____ Supplied records

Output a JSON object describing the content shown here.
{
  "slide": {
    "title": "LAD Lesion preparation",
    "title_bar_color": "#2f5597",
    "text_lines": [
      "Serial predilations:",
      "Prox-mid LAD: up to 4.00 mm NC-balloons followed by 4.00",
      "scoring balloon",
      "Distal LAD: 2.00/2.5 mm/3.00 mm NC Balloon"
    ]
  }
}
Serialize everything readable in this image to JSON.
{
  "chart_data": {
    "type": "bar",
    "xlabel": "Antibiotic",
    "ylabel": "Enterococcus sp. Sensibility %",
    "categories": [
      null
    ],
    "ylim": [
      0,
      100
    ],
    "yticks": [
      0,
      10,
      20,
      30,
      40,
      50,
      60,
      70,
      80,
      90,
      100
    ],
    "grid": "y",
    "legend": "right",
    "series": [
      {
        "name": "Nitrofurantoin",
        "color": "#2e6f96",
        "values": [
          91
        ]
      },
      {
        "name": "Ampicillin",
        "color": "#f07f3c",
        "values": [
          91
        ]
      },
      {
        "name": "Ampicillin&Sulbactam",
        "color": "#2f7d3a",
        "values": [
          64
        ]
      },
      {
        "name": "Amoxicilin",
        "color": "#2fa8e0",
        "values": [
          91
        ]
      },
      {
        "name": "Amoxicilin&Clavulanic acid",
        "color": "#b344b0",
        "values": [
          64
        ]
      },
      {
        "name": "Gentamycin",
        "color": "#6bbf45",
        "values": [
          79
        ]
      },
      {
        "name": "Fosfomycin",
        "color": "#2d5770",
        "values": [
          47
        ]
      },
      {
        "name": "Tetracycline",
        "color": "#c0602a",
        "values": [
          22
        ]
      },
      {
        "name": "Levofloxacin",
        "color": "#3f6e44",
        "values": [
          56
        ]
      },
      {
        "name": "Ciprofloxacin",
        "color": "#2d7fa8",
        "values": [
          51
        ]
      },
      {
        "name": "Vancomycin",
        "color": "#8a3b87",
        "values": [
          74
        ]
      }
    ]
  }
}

________

- Required work
Copy each line above that contains the string "Ampicillin".

- Result
        "name": "Ampicillin",
        "name": "Ampicillin&Sulbactam",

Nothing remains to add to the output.